Texto para análise:

TAP vai voar para Florença e Nouakchott em 2018

Por a 19 de Dezembro de 2017 as 16:54
TAP

A TAP vai começar a voar para Florença, em Itália, e Nouakchott, na Mauritânia, em 2018, anunciou esta terça-feira, 19 de Dezembro, Fernando Pinto, presidente executivo da TAP, durante o almoço de Natal com a comunicação social, que a companhia promove anualmente.

“Vamos começar a operação para Florença a partir de 10 de Junho, serão cinco voos por semana Lisboa-Florença. É uma rota muito solicitada, é um destino de extremo interesse para turismo mas também pela região em volta que é de extremo interesse no tráfego de negócios”, revelou o responsável.

Além de Florença, Fernando Pinto avançou ainda que a companhia vai passar a voar também para Nouakchott, na Mauritânia, à partida de Lisboa, numa rota que arranca também em 2018 e que, segundo o presidente executivo da TAP, será importante para manter o crescimento da companhia em África.

“É mais uma rota em África, todos sabem que temos crescido muito em África. No início falava-se muito no crescimento no Brasil, depois passámos a falar no crescimento nos EUA, mas o crescimento e a dedicação da TAP às rotas de África é muito grande”, explicou, afirmando que a companhia vai continuar a abrir novos destinos em África.

Além das rotas à partida de Lisboa, Fernando Pinto confirmou também que a TAP vai voltar a voar desde o Porto para Barcelona e Milão, com dois voos diários, abrindo ainda rotas da Invicta para London-City e para Ponta Delgada, nos Açores, tal como já tinha sido avançado segunda-feira, 18 de Dezembro.

“É a nossa prenda de Natal para a população do Porto”, disse Fernando Pinto, acrescentando que a companhia não vai ficar por aqui no Porto e que a intenção é continuar a desenvolver a TAP no Porto.

Novidade para 2018 será também a chegada de novos aviões, com o responsável a revelar que a companhia deverá receber, durante o segundo semestre do ano, seis novos aviões A330-900 Neo, aos quais se deverão juntar os primeiros A321 Long Range, também no segundo semestre, com Fernando Pinto a destacar os ganhos em eficiência que as aeronaves vão permitir.

Tarefas a realizar:
[a] Transcreva a notícia sobre as novas rotas da TAP de "Além das rotas" a "aeronaves vão permitir.", alterando "Barcelona" para "Madrid".
[b] De acordo com a notícia sobre as novas rotas da TAP, por que motivo a rota Lisboa-Florença é apresentada como relevante? Responda em uma a três frases.

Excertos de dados
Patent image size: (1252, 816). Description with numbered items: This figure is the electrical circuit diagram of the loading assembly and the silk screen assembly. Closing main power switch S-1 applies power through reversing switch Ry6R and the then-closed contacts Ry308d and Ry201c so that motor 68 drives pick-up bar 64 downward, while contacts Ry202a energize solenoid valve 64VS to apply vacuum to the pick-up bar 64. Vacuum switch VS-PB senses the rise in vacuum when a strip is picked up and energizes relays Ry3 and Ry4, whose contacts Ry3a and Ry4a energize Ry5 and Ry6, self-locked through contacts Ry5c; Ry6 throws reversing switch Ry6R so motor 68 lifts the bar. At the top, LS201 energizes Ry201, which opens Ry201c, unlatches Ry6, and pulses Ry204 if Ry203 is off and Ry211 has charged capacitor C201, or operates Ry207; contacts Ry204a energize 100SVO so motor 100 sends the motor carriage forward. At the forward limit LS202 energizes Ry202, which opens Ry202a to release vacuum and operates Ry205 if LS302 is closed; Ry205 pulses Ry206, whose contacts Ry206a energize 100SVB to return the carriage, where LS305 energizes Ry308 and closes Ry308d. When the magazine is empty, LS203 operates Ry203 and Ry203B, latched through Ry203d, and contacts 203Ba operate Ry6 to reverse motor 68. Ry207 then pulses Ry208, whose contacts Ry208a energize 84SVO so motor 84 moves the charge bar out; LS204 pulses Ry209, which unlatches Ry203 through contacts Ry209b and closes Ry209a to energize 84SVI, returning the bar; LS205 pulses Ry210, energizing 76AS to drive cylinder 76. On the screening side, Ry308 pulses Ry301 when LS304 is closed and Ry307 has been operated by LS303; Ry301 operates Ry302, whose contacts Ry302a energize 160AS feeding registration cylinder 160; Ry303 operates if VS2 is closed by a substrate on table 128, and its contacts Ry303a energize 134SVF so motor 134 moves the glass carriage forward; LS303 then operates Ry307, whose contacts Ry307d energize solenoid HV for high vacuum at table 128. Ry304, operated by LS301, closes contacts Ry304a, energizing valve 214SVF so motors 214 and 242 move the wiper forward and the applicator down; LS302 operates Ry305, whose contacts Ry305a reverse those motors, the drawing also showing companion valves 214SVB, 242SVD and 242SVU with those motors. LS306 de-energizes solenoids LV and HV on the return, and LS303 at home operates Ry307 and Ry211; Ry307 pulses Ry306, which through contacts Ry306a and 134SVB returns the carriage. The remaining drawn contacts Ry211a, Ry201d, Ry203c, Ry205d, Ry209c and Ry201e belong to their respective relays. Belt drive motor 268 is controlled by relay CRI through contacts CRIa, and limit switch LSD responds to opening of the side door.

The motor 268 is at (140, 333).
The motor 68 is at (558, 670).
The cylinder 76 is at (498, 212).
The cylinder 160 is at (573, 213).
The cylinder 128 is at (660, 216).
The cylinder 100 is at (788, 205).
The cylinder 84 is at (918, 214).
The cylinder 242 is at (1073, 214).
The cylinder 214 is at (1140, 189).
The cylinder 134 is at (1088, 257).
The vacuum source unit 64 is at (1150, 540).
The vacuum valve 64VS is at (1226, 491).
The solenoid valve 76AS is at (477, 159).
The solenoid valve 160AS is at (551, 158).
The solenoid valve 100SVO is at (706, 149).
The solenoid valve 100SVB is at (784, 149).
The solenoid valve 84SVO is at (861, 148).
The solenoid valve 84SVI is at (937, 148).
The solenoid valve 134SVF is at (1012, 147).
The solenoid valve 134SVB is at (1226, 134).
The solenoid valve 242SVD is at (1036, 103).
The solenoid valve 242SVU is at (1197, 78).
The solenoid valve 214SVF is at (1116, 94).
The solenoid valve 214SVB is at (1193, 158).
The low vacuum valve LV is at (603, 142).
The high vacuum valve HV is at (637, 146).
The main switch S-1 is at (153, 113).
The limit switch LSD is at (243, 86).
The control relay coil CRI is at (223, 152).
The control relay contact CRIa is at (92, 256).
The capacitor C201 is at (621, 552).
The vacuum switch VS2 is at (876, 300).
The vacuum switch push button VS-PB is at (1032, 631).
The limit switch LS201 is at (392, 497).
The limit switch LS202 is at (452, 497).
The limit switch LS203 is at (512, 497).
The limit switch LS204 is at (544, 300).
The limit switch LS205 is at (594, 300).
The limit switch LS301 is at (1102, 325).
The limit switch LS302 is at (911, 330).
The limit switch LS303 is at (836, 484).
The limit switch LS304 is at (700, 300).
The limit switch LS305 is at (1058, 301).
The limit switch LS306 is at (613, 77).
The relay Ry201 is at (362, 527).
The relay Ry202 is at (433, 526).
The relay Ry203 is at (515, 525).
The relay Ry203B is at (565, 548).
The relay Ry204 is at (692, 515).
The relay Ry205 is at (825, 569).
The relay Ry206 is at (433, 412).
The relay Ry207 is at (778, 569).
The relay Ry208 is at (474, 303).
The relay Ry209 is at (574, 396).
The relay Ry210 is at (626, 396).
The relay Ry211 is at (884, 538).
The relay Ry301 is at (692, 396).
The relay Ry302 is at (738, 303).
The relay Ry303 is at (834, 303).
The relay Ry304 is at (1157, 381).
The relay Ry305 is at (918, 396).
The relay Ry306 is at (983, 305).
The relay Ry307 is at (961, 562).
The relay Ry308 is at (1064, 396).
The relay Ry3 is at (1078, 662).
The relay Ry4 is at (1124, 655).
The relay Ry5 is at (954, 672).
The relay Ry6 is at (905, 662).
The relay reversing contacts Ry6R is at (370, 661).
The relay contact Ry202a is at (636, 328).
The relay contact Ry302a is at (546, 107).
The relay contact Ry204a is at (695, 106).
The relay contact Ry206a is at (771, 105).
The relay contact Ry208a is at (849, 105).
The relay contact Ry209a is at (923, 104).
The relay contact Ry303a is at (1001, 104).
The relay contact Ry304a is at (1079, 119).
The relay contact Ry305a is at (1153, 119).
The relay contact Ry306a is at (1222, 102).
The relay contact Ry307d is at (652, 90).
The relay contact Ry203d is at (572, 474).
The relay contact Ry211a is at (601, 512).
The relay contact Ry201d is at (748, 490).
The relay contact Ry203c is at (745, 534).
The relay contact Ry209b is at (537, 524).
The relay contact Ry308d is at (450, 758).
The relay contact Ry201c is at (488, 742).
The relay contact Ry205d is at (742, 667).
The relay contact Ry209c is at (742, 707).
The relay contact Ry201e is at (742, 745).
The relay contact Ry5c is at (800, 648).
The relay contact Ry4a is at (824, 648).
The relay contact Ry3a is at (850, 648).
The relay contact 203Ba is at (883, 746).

Respostas por tarefa:
[a]
Além das rotas à partida de Lisboa, Fernando Pinto confirmou também que a TAP vai voltar a voar desde o Porto para Madrid e Milão, com dois voos diários, abrindo ainda rotas da Invicta para London-City e para Ponta Delgada, nos Açores, tal como já tinha sido avançado segunda-feira, 18 de Dezembro.

“É a nossa prenda de Natal para a população do Porto”, disse Fernando Pinto, acrescentando que a companhia não vai ficar por aqui no Porto e que a intenção é continuar a desenvolver a TAP no Porto.

Novidade para 2018 será também a chegada de novos aviões, com o responsável a revelar que a companhia deverá receber, durante o segundo semestre do ano, seis novos aviões A330-900 Neo, aos quais se deverão juntar os primeiros A321 Long Range, também no segundo semestre, com Fernando Pinto a destacar os ganhos em eficiência que as aeronaves vão permitir.

[b] Trata-se de uma rota muito solicitada, e Florença é um destino de extremo interesse para o turismo. Além disso, a região envolvente tem extremo interesse para o tráfego de negócios.